__What is being asked__
Copy every line of the listing below without changing anything, and leave the pictures out of your answer.

(Item position entries)
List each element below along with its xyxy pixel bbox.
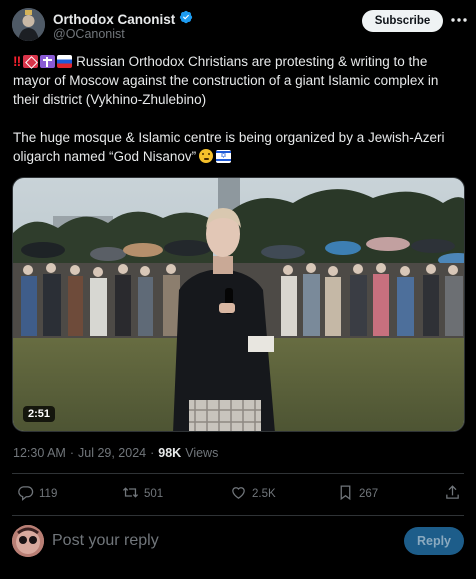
video-thumbnail [13, 178, 464, 431]
author-handle[interactable]: @OCanonist [53, 27, 125, 41]
like-action-button[interactable]: 2.5K [230, 480, 276, 508]
reply-icon [17, 484, 34, 504]
israel-flag-icon [216, 150, 232, 163]
current-user-avatar[interactable] [12, 525, 44, 557]
share-action-button[interactable] [444, 480, 461, 508]
post-text-paragraph-2: The huge mosque & Islamic centre is bein… [13, 128, 465, 166]
video-duration-badge: 2:51 [23, 406, 56, 422]
post-time[interactable]: 12:30 AM [13, 446, 66, 460]
repost-count: 501 [144, 488, 164, 500]
reply-input[interactable] [52, 528, 352, 554]
red-cross-emoji-icon [23, 55, 39, 68]
double-exclamation-emoji-icon: ‼ [13, 54, 21, 69]
reply-action-button[interactable]: 119 [17, 480, 57, 508]
repost-icon [122, 484, 139, 504]
verified-badge-icon [179, 10, 193, 29]
like-count: 2.5K [252, 488, 276, 500]
views-count: 98K [158, 446, 182, 460]
raised-eyebrow-face-icon [199, 149, 214, 163]
post-text-paragraph-1: ‼ Russian Orthodox Christians are protest… [13, 52, 465, 109]
video-player[interactable]: 2:51 [12, 177, 465, 432]
post-text-body-1: Russian Orthodox Christians are protesti… [13, 54, 439, 107]
heart-icon [230, 484, 247, 504]
bookmark-action-button[interactable]: 267 [337, 480, 378, 508]
post-meta: 12:30 AM · Jul 29, 2024 · 98K Views [13, 446, 218, 460]
divider [12, 515, 464, 516]
meta-separator: · [69, 446, 74, 460]
reply-count: 119 [39, 488, 58, 500]
post-date[interactable]: Jul 29, 2024 [78, 446, 146, 460]
bookmark-icon [337, 484, 354, 504]
divider [12, 473, 464, 474]
bookmark-count: 267 [359, 488, 379, 500]
author-avatar[interactable] [12, 8, 45, 41]
share-icon [444, 484, 461, 504]
views-label: Views [185, 446, 219, 460]
meta-dot: · [150, 446, 155, 460]
action-bar: 119 501 2.5K 267 [0, 480, 476, 508]
post: Orthodox Canonist @OCanonist Subscribe ‼… [0, 0, 476, 579]
more-options-icon[interactable] [450, 10, 468, 30]
orthodox-cross-emoji-icon [40, 55, 56, 68]
author-display-name[interactable]: Orthodox Canonist [53, 12, 175, 27]
reply-button[interactable]: Reply [404, 527, 464, 555]
subscribe-button[interactable]: Subscribe [362, 10, 443, 32]
russia-flag-icon [57, 55, 73, 68]
repost-action-button[interactable]: 501 [122, 480, 163, 508]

__Response to this exercise__
List each element below along with its xyxy pixel bbox.
video-thumbnail [13, 178, 464, 431]
author-handle[interactable]: @OCanonist [53, 27, 125, 41]
like-action-button[interactable]: 2.5K [230, 480, 276, 508]
reply-icon [17, 484, 34, 504]
israel-flag-icon [216, 150, 232, 163]
current-user-avatar[interactable] [12, 525, 44, 557]
share-action-button[interactable] [444, 480, 461, 508]
post-text-paragraph-2: The huge mosque & Islamic centre is bein… [13, 128, 465, 166]
video-duration-badge: 2:51 [23, 406, 56, 422]
post-time[interactable]: 12:30 AM [13, 446, 66, 460]
repost-count: 501 [144, 488, 164, 500]
reply-input[interactable] [52, 528, 352, 554]
red-cross-emoji-icon [23, 55, 39, 68]
double-exclamation-emoji-icon: ‼ [13, 54, 21, 69]
reply-action-button[interactable]: 119 [17, 480, 57, 508]
repost-icon [122, 484, 139, 504]
verified-badge-icon [179, 10, 193, 29]
like-count: 2.5K [252, 488, 276, 500]
views-count: 98K [158, 446, 182, 460]
raised-eyebrow-face-icon [199, 149, 214, 163]
post-text-paragraph-1: ‼ Russian Orthodox Christians are protest… [13, 52, 465, 109]
video-player[interactable]: 2:51 [12, 177, 465, 432]
post-text-body-1: Russian Orthodox Christians are protesti… [13, 54, 439, 107]
heart-icon [230, 484, 247, 504]
bookmark-action-button[interactable]: 267 [337, 480, 378, 508]
post-meta: 12:30 AM · Jul 29, 2024 · 98K Views [13, 446, 218, 460]
divider [12, 515, 464, 516]
meta-separator: · [69, 446, 74, 460]
reply-count: 119 [39, 488, 58, 500]
post-date[interactable]: Jul 29, 2024 [78, 446, 146, 460]
bookmark-icon [337, 484, 354, 504]
divider [12, 473, 464, 474]
bookmark-count: 267 [359, 488, 379, 500]
author-avatar[interactable] [12, 8, 45, 41]
share-icon [444, 484, 461, 504]
views-label: Views [185, 446, 219, 460]
meta-dot: · [150, 446, 155, 460]
action-bar: 119 501 2.5K 267 [0, 480, 476, 508]
post: Orthodox Canonist @OCanonist Subscribe ‼… [0, 0, 476, 579]
more-options-icon[interactable] [450, 10, 468, 30]
orthodox-cross-emoji-icon [40, 55, 56, 68]
author-display-name[interactable]: Orthodox Canonist [53, 12, 175, 27]
reply-button[interactable]: Reply [404, 527, 464, 555]
subscribe-button[interactable]: Subscribe [362, 10, 443, 32]
russia-flag-icon [57, 55, 73, 68]
repost-action-button[interactable]: 501 [122, 480, 163, 508]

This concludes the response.